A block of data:
::::::::::

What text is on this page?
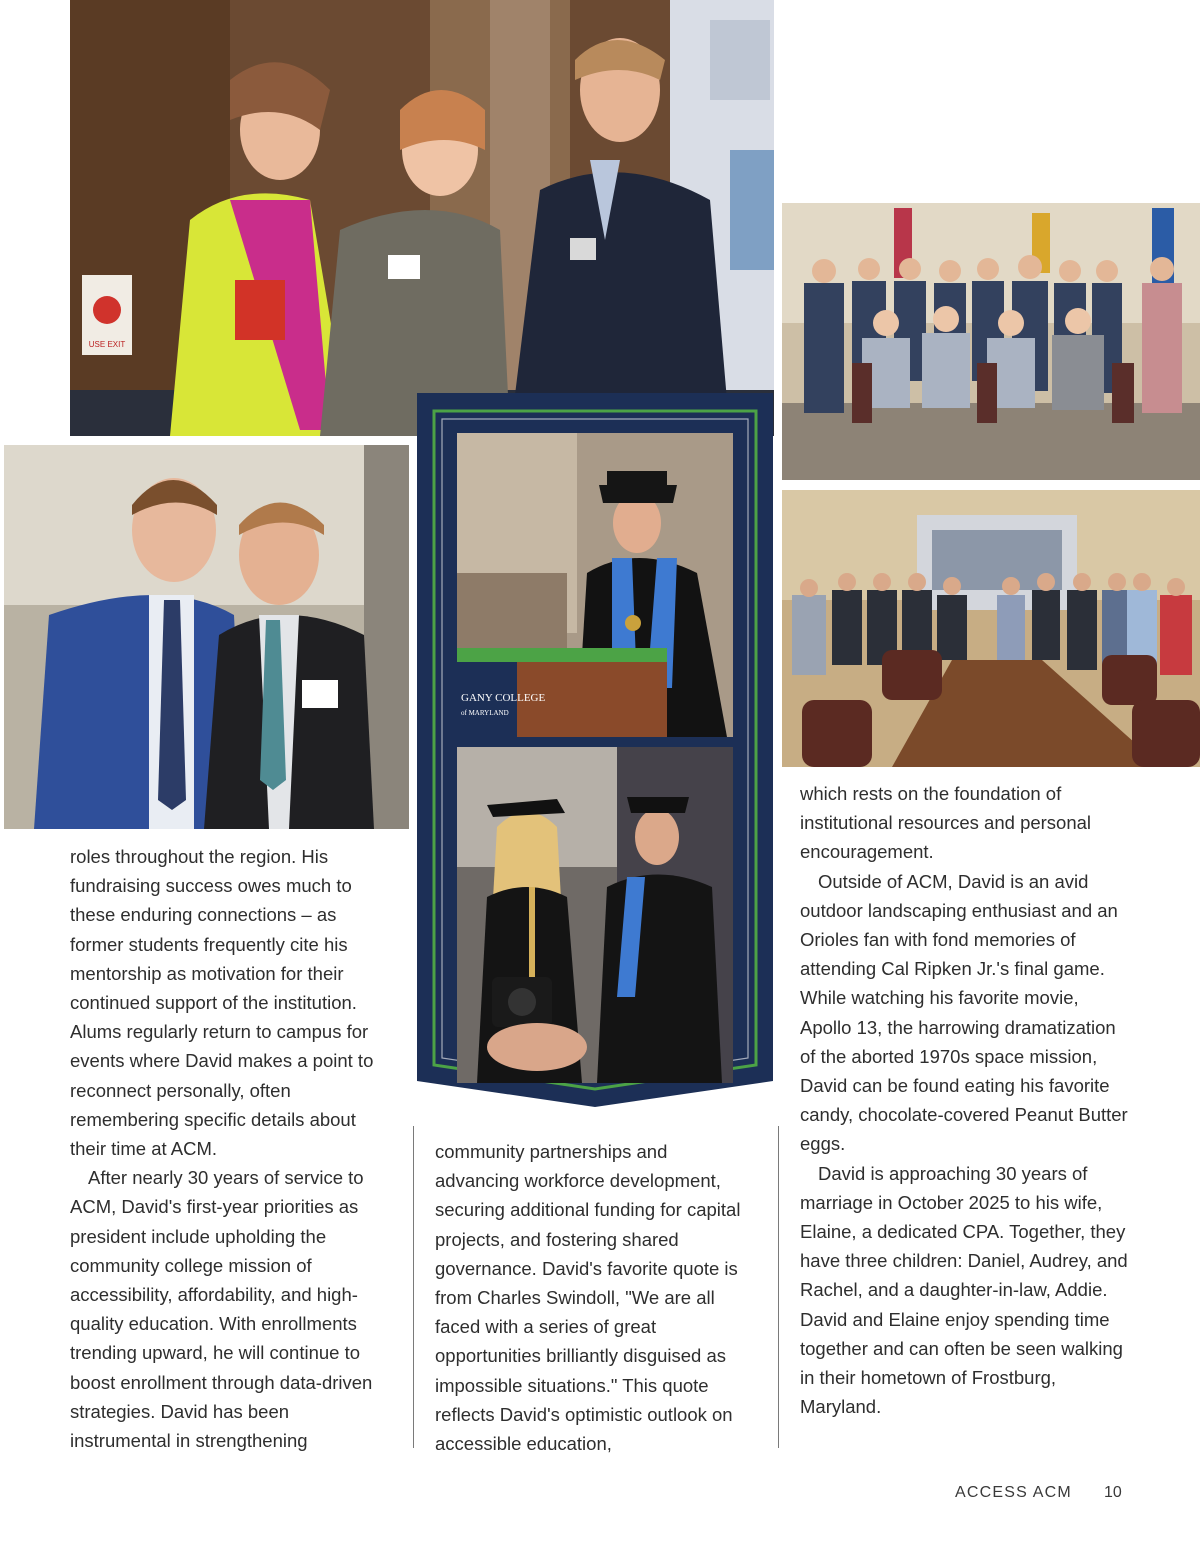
USE EXIT
GANY COLLEGE
of MARYLAND

roles throughout the region. His fundraising success owes much to these enduring connections – as former students frequently cite his mentorship as motivation for their continued support of the institution. Alums regularly return to campus for events where David makes a point to reconnect personally, often remembering specific details about their time at ACM.

After nearly 30 years of service to ACM, David's first-year priorities as president include upholding the community college mission of accessibility, affordability, and high-quality education. With enrollments trending upward, he will continue to boost enrollment through data-driven strategies. David has been instrumental in strengthening

community partnerships and advancing workforce development, securing additional funding for capital projects, and fostering shared governance. David's favorite quote is from Charles Swindoll, "We are all faced with a series of great opportunities brilliantly disguised as impossible situations." This quote reflects David's optimistic outlook on accessible education,

which rests on the foundation of institutional resources and personal encouragement.

Outside of ACM, David is an avid outdoor landscaping enthusiast and an Orioles fan with fond memories of attending Cal Ripken Jr.'s final game. While watching his favorite movie, Apollo 13, the harrowing dramatization of the aborted 1970s space mission, David can be found eating his favorite candy, chocolate-covered Peanut Butter eggs.

David is approaching 30 years of marriage in October 2025 to his wife, Elaine, a dedicated CPA. Together, they have three children: Daniel, Audrey, and Rachel, and a daughter-in-law, Addie. David and Elaine enjoy spending time together and can often be seen walking in their hometown of Frostburg, Maryland.

ACCESS ACM 10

::::::::::

→ **What is expected**
Make an exact copy of the whole listing, but don't bring over any pictures.

→ **Output of the task**
What text is on this page?
USE EXIT
GANY COLLEGE
of MARYLAND

roles throughout the region. His fundraising success owes much to these enduring connections – as former students frequently cite his mentorship as motivation for their continued support of the institution. Alums regularly return to campus for events where David makes a point to reconnect personally, often remembering specific details about their time at ACM.

After nearly 30 years of service to ACM, David's first-year priorities as president include upholding the community college mission of accessibility, affordability, and high-quality education. With enrollments trending upward, he will continue to boost enrollment through data-driven strategies. David has been instrumental in strengthening

community partnerships and advancing workforce development, securing additional funding for capital projects, and fostering shared governance. David's favorite quote is from Charles Swindoll, "We are all faced with a series of great opportunities brilliantly disguised as impossible situations." This quote reflects David's optimistic outlook on accessible education,

which rests on the foundation of institutional resources and personal encouragement.

Outside of ACM, David is an avid outdoor landscaping enthusiast and an Orioles fan with fond memories of attending Cal Ripken Jr.'s final game. While watching his favorite movie, Apollo 13, the harrowing dramatization of the aborted 1970s space mission, David can be found eating his favorite candy, chocolate-covered Peanut Butter eggs.

David is approaching 30 years of marriage in October 2025 to his wife, Elaine, a dedicated CPA. Together, they have three children: Daniel, Audrey, and Rachel, and a daughter-in-law, Addie. David and Elaine enjoy spending time together and can often be seen walking in their hometown of Frostburg, Maryland.

ACCESS ACM 10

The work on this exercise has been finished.